(Dataset listings of figures)

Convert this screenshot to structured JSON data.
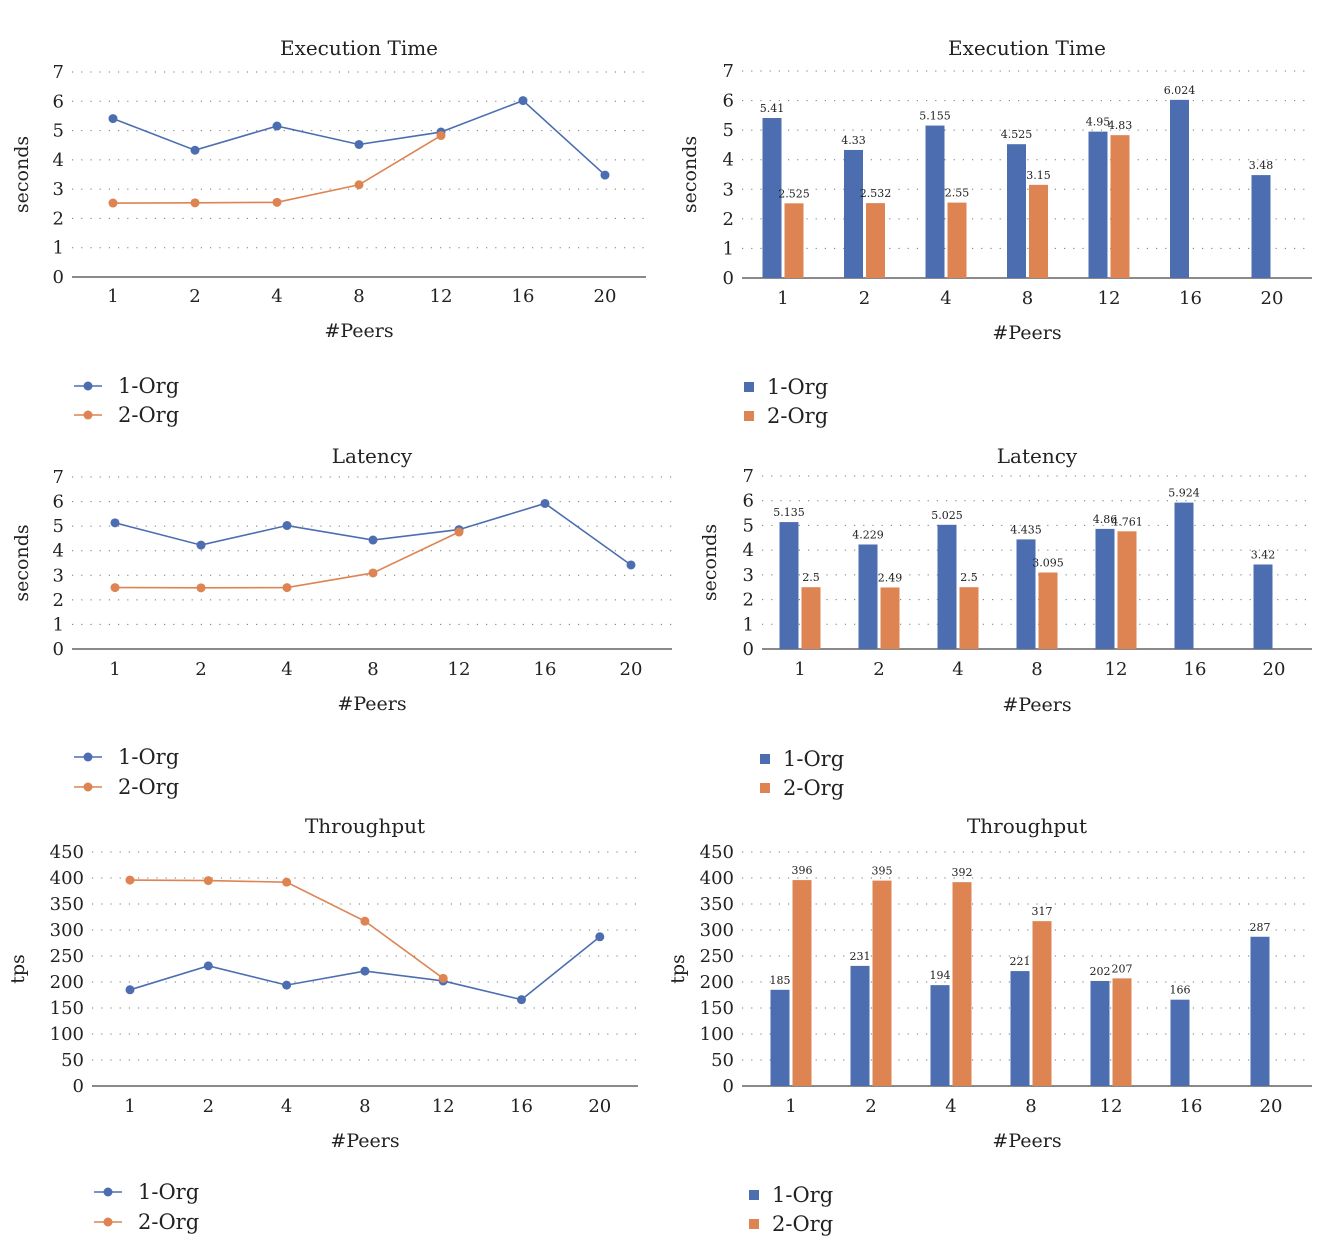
{
  "colors": {
    "series1": "#4C6EB1",
    "series2": "#DD8452"
  },
  "chart_data": [
    {
      "type": "line",
      "title": "Execution Time",
      "xlabel": "#Peers",
      "ylabel": "seconds",
      "categories": [
        "1",
        "2",
        "4",
        "8",
        "12",
        "16",
        "20"
      ],
      "ylim": [
        0,
        7
      ],
      "yticks": [
        "0",
        "1",
        "2",
        "3",
        "4",
        "5",
        "6",
        "7"
      ],
      "series": [
        {
          "name": "1-Org",
          "values": [
            5.41,
            4.33,
            5.155,
            4.525,
            4.95,
            6.024,
            3.48
          ]
        },
        {
          "name": "2-Org",
          "values": [
            2.525,
            2.532,
            2.55,
            3.15,
            4.83,
            null,
            null
          ]
        }
      ],
      "grid": true,
      "legend": "bottom-left"
    },
    {
      "type": "bar",
      "title": "Execution Time",
      "xlabel": "#Peers",
      "ylabel": "seconds",
      "categories": [
        "1",
        "2",
        "4",
        "8",
        "12",
        "16",
        "20"
      ],
      "ylim": [
        0,
        7
      ],
      "yticks": [
        "0",
        "1",
        "2",
        "3",
        "4",
        "5",
        "6",
        "7"
      ],
      "series": [
        {
          "name": "1-Org",
          "values": [
            5.41,
            4.33,
            5.155,
            4.525,
            4.95,
            6.024,
            3.48
          ],
          "labels": [
            "5.41",
            "4.33",
            "5.155",
            "4.525",
            "4.95",
            "6.024",
            "3.48"
          ]
        },
        {
          "name": "2-Org",
          "values": [
            2.525,
            2.532,
            2.55,
            3.15,
            4.83,
            null,
            null
          ],
          "labels": [
            "2.525",
            "2.532",
            "2.55",
            "3.15",
            "4.83",
            "",
            ""
          ]
        }
      ],
      "grid": true,
      "legend": "bottom-left"
    },
    {
      "type": "line",
      "title": "Latency",
      "xlabel": "#Peers",
      "ylabel": "seconds",
      "categories": [
        "1",
        "2",
        "4",
        "8",
        "12",
        "16",
        "20"
      ],
      "ylim": [
        0,
        7
      ],
      "yticks": [
        "0",
        "1",
        "2",
        "3",
        "4",
        "5",
        "6",
        "7"
      ],
      "series": [
        {
          "name": "1-Org",
          "values": [
            5.135,
            4.229,
            5.025,
            4.435,
            4.86,
            5.924,
            3.42
          ]
        },
        {
          "name": "2-Org",
          "values": [
            2.5,
            2.49,
            2.5,
            3.095,
            4.761,
            null,
            null
          ]
        }
      ],
      "grid": true,
      "legend": "bottom-left"
    },
    {
      "type": "bar",
      "title": "Latency",
      "xlabel": "#Peers",
      "ylabel": "seconds",
      "categories": [
        "1",
        "2",
        "4",
        "8",
        "12",
        "16",
        "20"
      ],
      "ylim": [
        0,
        7
      ],
      "yticks": [
        "0",
        "1",
        "2",
        "3",
        "4",
        "5",
        "6",
        "7"
      ],
      "series": [
        {
          "name": "1-Org",
          "values": [
            5.135,
            4.229,
            5.025,
            4.435,
            4.86,
            5.924,
            3.42
          ],
          "labels": [
            "5.135",
            "4.229",
            "5.025",
            "4.435",
            "4.86",
            "5.924",
            "3.42"
          ]
        },
        {
          "name": "2-Org",
          "values": [
            2.5,
            2.49,
            2.5,
            3.095,
            4.761,
            null,
            null
          ],
          "labels": [
            "2.5",
            "2.49",
            "2.5",
            "3.095",
            "4.761",
            "",
            ""
          ]
        }
      ],
      "grid": true,
      "legend": "bottom-left"
    },
    {
      "type": "line",
      "title": "Throughput",
      "xlabel": "#Peers",
      "ylabel": "tps",
      "categories": [
        "1",
        "2",
        "4",
        "8",
        "12",
        "16",
        "20"
      ],
      "ylim": [
        0,
        450
      ],
      "yticks": [
        "0",
        "50",
        "100",
        "150",
        "200",
        "250",
        "300",
        "350",
        "400",
        "450"
      ],
      "series": [
        {
          "name": "1-Org",
          "values": [
            185,
            231,
            194,
            221,
            202,
            166,
            287
          ]
        },
        {
          "name": "2-Org",
          "values": [
            396,
            395,
            392,
            317,
            207,
            null,
            null
          ]
        }
      ],
      "grid": true,
      "legend": "bottom-left"
    },
    {
      "type": "bar",
      "title": "Throughput",
      "xlabel": "#Peers",
      "ylabel": "tps",
      "categories": [
        "1",
        "2",
        "4",
        "8",
        "12",
        "16",
        "20"
      ],
      "ylim": [
        0,
        450
      ],
      "yticks": [
        "0",
        "50",
        "100",
        "150",
        "200",
        "250",
        "300",
        "350",
        "400",
        "450"
      ],
      "series": [
        {
          "name": "1-Org",
          "values": [
            185,
            231,
            194,
            221,
            202,
            166,
            287
          ],
          "labels": [
            "185",
            "231",
            "194",
            "221",
            "202",
            "166",
            "287"
          ]
        },
        {
          "name": "2-Org",
          "values": [
            396,
            395,
            392,
            317,
            207,
            null,
            null
          ],
          "labels": [
            "396",
            "395",
            "392",
            "317",
            "207",
            "",
            ""
          ]
        }
      ],
      "grid": true,
      "legend": "bottom-left"
    }
  ]
}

STATED GOAL :: Write out the entries again, exactly as given, skipping any images.

FULL SOLUTION ::
Convert this screenshot to structured JSON data.
{
  "colors": {
    "series1": "#4C6EB1",
    "series2": "#DD8452"
  },
  "chart_data": [
    {
      "type": "line",
      "title": "Execution Time",
      "xlabel": "#Peers",
      "ylabel": "seconds",
      "categories": [
        "1",
        "2",
        "4",
        "8",
        "12",
        "16",
        "20"
      ],
      "ylim": [
        0,
        7
      ],
      "yticks": [
        "0",
        "1",
        "2",
        "3",
        "4",
        "5",
        "6",
        "7"
      ],
      "series": [
        {
          "name": "1-Org",
          "values": [
            5.41,
            4.33,
            5.155,
            4.525,
            4.95,
            6.024,
            3.48
          ]
        },
        {
          "name": "2-Org",
          "values": [
            2.525,
            2.532,
            2.55,
            3.15,
            4.83,
            null,
            null
          ]
        }
      ],
      "grid": true,
      "legend": "bottom-left"
    },
    {
      "type": "bar",
      "title": "Execution Time",
      "xlabel": "#Peers",
      "ylabel": "seconds",
      "categories": [
        "1",
        "2",
        "4",
        "8",
        "12",
        "16",
        "20"
      ],
      "ylim": [
        0,
        7
      ],
      "yticks": [
        "0",
        "1",
        "2",
        "3",
        "4",
        "5",
        "6",
        "7"
      ],
      "series": [
        {
          "name": "1-Org",
          "values": [
            5.41,
            4.33,
            5.155,
            4.525,
            4.95,
            6.024,
            3.48
          ],
          "labels": [
            "5.41",
            "4.33",
            "5.155",
            "4.525",
            "4.95",
            "6.024",
            "3.48"
          ]
        },
        {
          "name": "2-Org",
          "values": [
            2.525,
            2.532,
            2.55,
            3.15,
            4.83,
            null,
            null
          ],
          "labels": [
            "2.525",
            "2.532",
            "2.55",
            "3.15",
            "4.83",
            "",
            ""
          ]
        }
      ],
      "grid": true,
      "legend": "bottom-left"
    },
    {
      "type": "line",
      "title": "Latency",
      "xlabel": "#Peers",
      "ylabel": "seconds",
      "categories": [
        "1",
        "2",
        "4",
        "8",
        "12",
        "16",
        "20"
      ],
      "ylim": [
        0,
        7
      ],
      "yticks": [
        "0",
        "1",
        "2",
        "3",
        "4",
        "5",
        "6",
        "7"
      ],
      "series": [
        {
          "name": "1-Org",
          "values": [
            5.135,
            4.229,
            5.025,
            4.435,
            4.86,
            5.924,
            3.42
          ]
        },
        {
          "name": "2-Org",
          "values": [
            2.5,
            2.49,
            2.5,
            3.095,
            4.761,
            null,
            null
          ]
        }
      ],
      "grid": true,
      "legend": "bottom-left"
    },
    {
      "type": "bar",
      "title": "Latency",
      "xlabel": "#Peers",
      "ylabel": "seconds",
      "categories": [
        "1",
        "2",
        "4",
        "8",
        "12",
        "16",
        "20"
      ],
      "ylim": [
        0,
        7
      ],
      "yticks": [
        "0",
        "1",
        "2",
        "3",
        "4",
        "5",
        "6",
        "7"
      ],
      "series": [
        {
          "name": "1-Org",
          "values": [
            5.135,
            4.229,
            5.025,
            4.435,
            4.86,
            5.924,
            3.42
          ],
          "labels": [
            "5.135",
            "4.229",
            "5.025",
            "4.435",
            "4.86",
            "5.924",
            "3.42"
          ]
        },
        {
          "name": "2-Org",
          "values": [
            2.5,
            2.49,
            2.5,
            3.095,
            4.761,
            null,
            null
          ],
          "labels": [
            "2.5",
            "2.49",
            "2.5",
            "3.095",
            "4.761",
            "",
            ""
          ]
        }
      ],
      "grid": true,
      "legend": "bottom-left"
    },
    {
      "type": "line",
      "title": "Throughput",
      "xlabel": "#Peers",
      "ylabel": "tps",
      "categories": [
        "1",
        "2",
        "4",
        "8",
        "12",
        "16",
        "20"
      ],
      "ylim": [
        0,
        450
      ],
      "yticks": [
        "0",
        "50",
        "100",
        "150",
        "200",
        "250",
        "300",
        "350",
        "400",
        "450"
      ],
      "series": [
        {
          "name": "1-Org",
          "values": [
            185,
            231,
            194,
            221,
            202,
            166,
            287
          ]
        },
        {
          "name": "2-Org",
          "values": [
            396,
            395,
            392,
            317,
            207,
            null,
            null
          ]
        }
      ],
      "grid": true,
      "legend": "bottom-left"
    },
    {
      "type": "bar",
      "title": "Throughput",
      "xlabel": "#Peers",
      "ylabel": "tps",
      "categories": [
        "1",
        "2",
        "4",
        "8",
        "12",
        "16",
        "20"
      ],
      "ylim": [
        0,
        450
      ],
      "yticks": [
        "0",
        "50",
        "100",
        "150",
        "200",
        "250",
        "300",
        "350",
        "400",
        "450"
      ],
      "series": [
        {
          "name": "1-Org",
          "values": [
            185,
            231,
            194,
            221,
            202,
            166,
            287
          ],
          "labels": [
            "185",
            "231",
            "194",
            "221",
            "202",
            "166",
            "287"
          ]
        },
        {
          "name": "2-Org",
          "values": [
            396,
            395,
            392,
            317,
            207,
            null,
            null
          ],
          "labels": [
            "396",
            "395",
            "392",
            "317",
            "207",
            "",
            ""
          ]
        }
      ],
      "grid": true,
      "legend": "bottom-left"
    }
  ]
}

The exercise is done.